Your task is to copy every line of the entries that contains "image".
[Begin RECORDS SUPPLIED]
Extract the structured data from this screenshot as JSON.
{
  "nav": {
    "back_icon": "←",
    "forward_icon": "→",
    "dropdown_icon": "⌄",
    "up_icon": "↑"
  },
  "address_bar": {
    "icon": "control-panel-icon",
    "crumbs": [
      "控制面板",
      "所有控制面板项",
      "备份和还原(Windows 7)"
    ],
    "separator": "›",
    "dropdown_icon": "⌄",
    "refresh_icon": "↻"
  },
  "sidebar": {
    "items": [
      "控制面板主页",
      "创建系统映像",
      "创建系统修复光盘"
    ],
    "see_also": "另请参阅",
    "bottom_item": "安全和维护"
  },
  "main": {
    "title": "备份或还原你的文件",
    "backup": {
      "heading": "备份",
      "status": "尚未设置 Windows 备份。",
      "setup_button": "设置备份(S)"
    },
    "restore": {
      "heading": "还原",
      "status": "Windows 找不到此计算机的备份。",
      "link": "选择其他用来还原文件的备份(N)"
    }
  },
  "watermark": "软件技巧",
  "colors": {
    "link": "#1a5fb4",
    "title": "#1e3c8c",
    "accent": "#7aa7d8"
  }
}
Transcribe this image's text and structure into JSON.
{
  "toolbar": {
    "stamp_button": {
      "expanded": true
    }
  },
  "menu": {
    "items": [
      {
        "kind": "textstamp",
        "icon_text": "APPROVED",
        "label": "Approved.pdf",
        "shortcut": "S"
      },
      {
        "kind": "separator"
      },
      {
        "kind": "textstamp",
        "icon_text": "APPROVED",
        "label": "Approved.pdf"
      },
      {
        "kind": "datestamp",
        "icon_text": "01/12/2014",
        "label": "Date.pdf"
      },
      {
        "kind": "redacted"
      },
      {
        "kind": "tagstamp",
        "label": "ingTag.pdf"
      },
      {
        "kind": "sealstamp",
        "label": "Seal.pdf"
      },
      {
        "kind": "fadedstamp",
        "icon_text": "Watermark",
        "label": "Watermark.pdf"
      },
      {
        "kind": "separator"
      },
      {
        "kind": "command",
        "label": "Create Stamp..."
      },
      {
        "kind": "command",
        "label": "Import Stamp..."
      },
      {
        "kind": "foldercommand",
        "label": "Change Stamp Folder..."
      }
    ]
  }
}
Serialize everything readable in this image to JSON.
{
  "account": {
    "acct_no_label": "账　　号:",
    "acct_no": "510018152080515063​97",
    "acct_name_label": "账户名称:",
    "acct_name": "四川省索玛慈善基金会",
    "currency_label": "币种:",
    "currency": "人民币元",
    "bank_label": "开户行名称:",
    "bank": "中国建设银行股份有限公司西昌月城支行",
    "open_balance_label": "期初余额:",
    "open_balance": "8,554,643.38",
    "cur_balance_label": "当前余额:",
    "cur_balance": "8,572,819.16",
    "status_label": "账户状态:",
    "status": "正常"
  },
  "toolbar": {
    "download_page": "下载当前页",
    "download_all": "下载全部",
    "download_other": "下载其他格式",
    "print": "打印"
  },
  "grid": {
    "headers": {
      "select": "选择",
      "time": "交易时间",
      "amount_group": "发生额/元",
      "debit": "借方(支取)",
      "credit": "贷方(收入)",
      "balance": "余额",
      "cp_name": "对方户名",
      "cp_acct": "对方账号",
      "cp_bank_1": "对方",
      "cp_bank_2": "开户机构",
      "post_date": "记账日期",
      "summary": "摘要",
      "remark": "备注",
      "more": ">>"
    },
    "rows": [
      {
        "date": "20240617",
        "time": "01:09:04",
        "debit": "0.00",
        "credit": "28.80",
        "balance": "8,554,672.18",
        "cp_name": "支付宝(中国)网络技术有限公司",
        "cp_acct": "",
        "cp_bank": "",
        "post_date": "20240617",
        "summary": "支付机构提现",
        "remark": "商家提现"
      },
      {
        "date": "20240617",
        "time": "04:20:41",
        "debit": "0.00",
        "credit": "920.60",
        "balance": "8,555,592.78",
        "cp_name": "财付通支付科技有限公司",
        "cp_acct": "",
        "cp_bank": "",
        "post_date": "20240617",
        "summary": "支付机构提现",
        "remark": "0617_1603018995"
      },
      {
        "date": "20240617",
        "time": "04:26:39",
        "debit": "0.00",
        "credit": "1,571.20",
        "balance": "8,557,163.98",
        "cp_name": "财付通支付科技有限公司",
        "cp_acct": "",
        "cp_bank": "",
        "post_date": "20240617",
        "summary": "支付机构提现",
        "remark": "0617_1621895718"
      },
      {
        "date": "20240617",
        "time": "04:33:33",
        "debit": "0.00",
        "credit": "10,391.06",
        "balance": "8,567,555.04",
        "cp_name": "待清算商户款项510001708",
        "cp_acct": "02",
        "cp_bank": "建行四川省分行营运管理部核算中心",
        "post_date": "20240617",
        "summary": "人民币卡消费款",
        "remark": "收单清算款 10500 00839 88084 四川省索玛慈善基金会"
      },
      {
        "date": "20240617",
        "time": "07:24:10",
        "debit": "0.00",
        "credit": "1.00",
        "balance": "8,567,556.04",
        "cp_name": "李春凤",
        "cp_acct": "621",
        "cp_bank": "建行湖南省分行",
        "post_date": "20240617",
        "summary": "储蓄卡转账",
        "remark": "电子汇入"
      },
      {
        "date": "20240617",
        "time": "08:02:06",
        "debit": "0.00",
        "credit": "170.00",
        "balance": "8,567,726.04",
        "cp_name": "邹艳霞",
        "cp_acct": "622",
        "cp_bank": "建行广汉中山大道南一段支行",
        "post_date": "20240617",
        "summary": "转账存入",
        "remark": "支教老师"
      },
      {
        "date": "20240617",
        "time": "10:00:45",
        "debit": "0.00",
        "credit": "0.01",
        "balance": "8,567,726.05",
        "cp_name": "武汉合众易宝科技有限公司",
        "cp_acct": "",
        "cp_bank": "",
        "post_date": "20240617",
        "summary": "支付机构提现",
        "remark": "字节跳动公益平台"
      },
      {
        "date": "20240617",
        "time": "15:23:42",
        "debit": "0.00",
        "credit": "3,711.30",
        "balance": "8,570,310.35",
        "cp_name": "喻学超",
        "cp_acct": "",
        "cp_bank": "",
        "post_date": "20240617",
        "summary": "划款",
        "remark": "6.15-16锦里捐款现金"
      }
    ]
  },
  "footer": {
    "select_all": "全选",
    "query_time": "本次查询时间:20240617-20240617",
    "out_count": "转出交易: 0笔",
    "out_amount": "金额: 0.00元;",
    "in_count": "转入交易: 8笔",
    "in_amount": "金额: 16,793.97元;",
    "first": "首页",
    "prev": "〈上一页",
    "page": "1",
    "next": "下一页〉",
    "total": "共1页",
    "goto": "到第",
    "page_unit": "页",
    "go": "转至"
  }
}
[End RECORDS SUPPLIED]
> [SOLUTION FOR THIS EXERCISE]:
Transcribe this image's text and structure into JSON.
Serialize everything readable in this image to JSON.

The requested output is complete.